◆ **Records excerpted from a collection**:

● ● ● ●

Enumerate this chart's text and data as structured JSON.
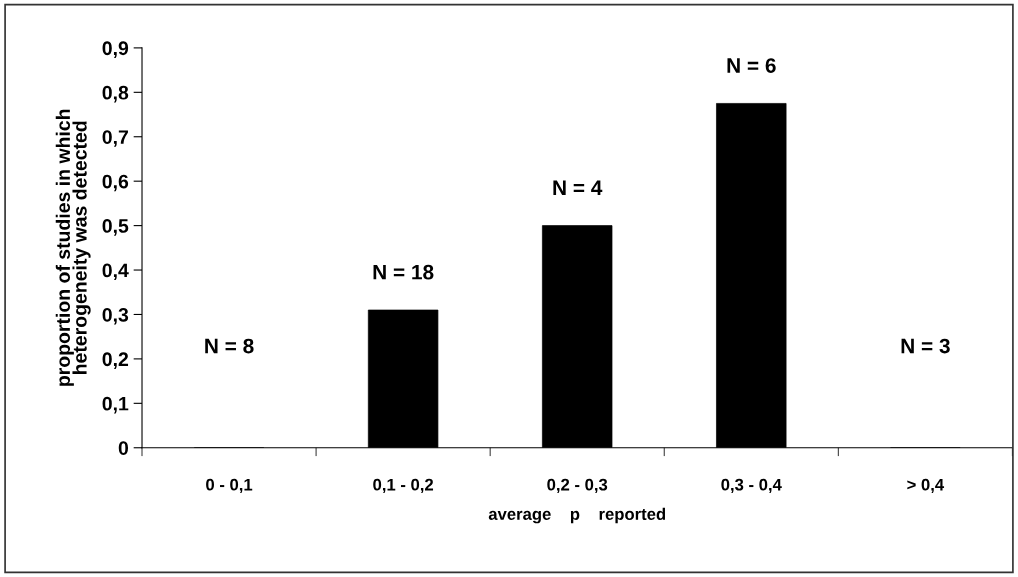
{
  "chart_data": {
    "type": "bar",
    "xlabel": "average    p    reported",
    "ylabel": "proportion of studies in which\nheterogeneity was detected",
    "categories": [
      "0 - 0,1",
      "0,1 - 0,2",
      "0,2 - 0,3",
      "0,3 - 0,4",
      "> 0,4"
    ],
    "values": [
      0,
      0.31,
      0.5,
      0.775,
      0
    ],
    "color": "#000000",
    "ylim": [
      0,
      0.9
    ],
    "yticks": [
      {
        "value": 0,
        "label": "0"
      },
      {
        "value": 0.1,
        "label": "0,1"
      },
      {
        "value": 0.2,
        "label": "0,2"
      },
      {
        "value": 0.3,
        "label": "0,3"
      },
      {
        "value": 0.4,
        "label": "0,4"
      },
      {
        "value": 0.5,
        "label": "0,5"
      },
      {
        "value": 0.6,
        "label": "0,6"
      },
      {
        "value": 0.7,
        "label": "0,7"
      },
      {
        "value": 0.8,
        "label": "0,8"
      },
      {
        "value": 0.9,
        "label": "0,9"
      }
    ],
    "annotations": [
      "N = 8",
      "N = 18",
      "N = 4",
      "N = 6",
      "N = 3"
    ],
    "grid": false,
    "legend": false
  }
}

● ● ● ●

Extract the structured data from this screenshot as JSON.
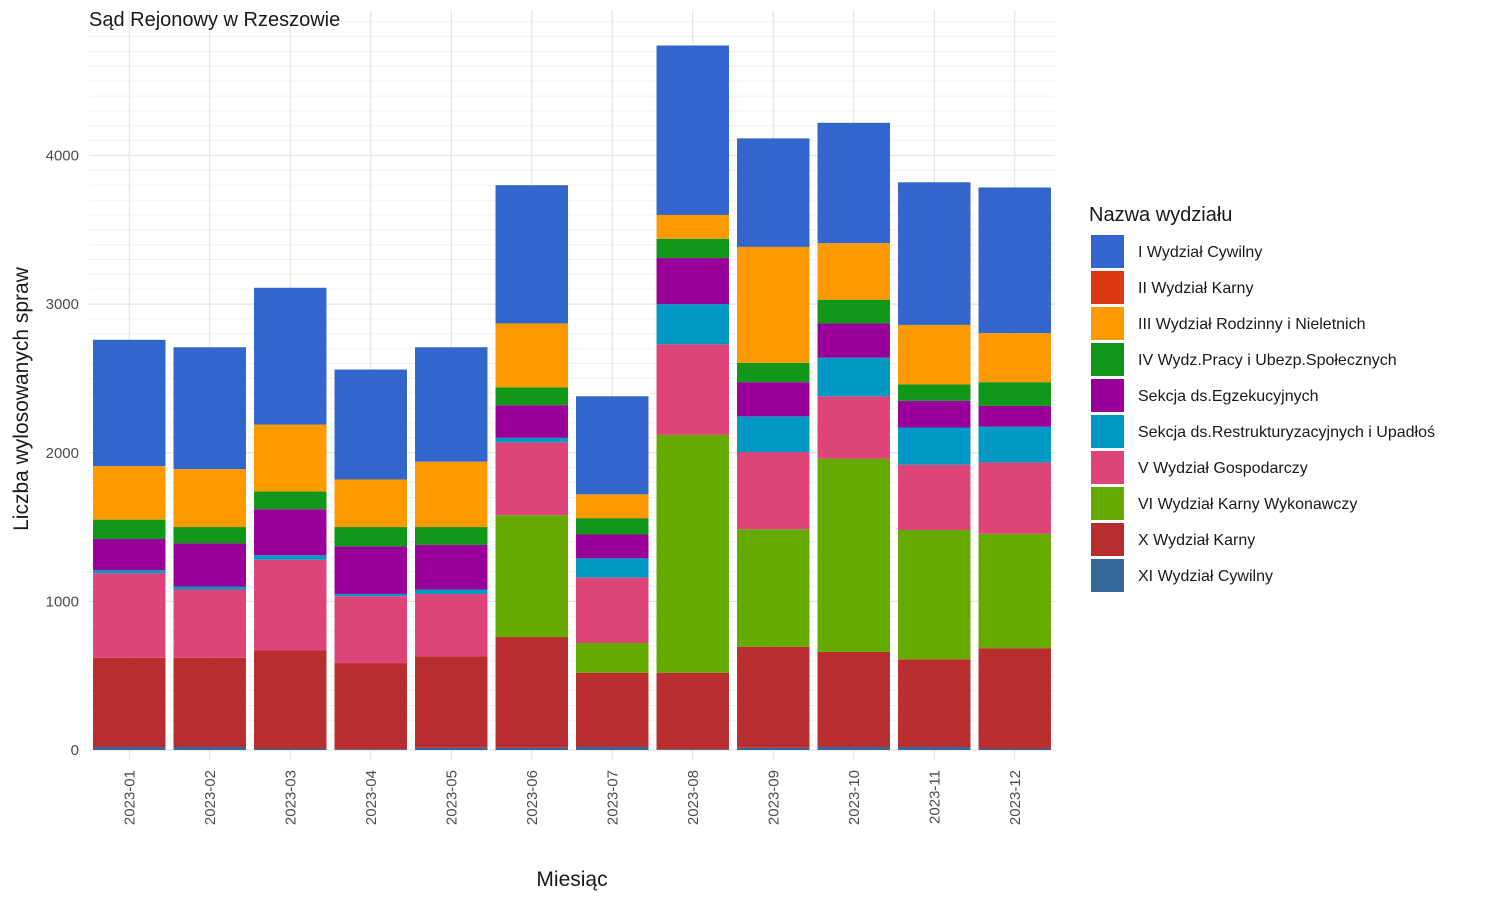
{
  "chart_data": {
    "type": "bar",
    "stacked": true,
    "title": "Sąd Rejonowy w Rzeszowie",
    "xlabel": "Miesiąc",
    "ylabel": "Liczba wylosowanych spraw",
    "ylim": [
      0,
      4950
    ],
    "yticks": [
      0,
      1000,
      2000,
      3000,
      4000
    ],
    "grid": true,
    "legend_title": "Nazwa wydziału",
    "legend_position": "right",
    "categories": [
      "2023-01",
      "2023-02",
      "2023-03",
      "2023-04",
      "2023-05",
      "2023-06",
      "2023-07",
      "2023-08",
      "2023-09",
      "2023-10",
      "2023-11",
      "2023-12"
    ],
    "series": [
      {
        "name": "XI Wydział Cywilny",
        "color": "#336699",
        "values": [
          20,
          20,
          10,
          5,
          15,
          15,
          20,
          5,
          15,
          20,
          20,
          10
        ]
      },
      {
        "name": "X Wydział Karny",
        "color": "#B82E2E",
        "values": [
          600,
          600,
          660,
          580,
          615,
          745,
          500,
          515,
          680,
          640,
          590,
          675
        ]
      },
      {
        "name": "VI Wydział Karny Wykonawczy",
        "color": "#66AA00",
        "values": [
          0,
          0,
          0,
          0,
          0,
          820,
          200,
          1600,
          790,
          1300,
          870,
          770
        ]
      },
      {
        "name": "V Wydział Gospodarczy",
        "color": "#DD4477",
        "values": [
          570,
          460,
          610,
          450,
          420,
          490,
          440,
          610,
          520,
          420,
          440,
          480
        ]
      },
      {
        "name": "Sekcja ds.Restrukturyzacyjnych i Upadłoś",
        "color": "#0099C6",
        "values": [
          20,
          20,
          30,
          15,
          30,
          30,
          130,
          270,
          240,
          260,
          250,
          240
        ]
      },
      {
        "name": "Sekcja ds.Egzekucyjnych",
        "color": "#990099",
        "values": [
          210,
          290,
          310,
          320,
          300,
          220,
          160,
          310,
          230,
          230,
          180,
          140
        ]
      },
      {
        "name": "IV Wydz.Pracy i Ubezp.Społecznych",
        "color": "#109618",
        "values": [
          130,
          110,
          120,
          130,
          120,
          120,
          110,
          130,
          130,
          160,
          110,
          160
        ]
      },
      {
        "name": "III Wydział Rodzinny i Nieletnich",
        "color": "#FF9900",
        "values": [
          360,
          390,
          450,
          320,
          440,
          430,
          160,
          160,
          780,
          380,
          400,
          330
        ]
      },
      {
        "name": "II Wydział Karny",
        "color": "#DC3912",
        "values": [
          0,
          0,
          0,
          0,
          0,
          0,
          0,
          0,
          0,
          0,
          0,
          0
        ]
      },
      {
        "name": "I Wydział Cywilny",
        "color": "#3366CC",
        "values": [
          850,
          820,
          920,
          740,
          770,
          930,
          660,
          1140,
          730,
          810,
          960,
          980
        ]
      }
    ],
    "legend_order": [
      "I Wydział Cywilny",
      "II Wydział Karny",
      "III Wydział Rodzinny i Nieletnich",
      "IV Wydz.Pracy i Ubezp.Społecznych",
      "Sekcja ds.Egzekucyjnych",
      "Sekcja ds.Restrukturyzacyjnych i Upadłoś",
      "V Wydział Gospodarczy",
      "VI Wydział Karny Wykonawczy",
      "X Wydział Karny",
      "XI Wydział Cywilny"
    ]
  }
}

● ● ● ●

◆ **Work to complete**:
From the listing above, copy out each line where the word "Społecznych" appears.

◆ **Exercise response**:
        "name": "IV Wydz.Pracy i Ubezp.Społecznych",
      "IV Wydz.Pracy i Ubezp.Społecznych",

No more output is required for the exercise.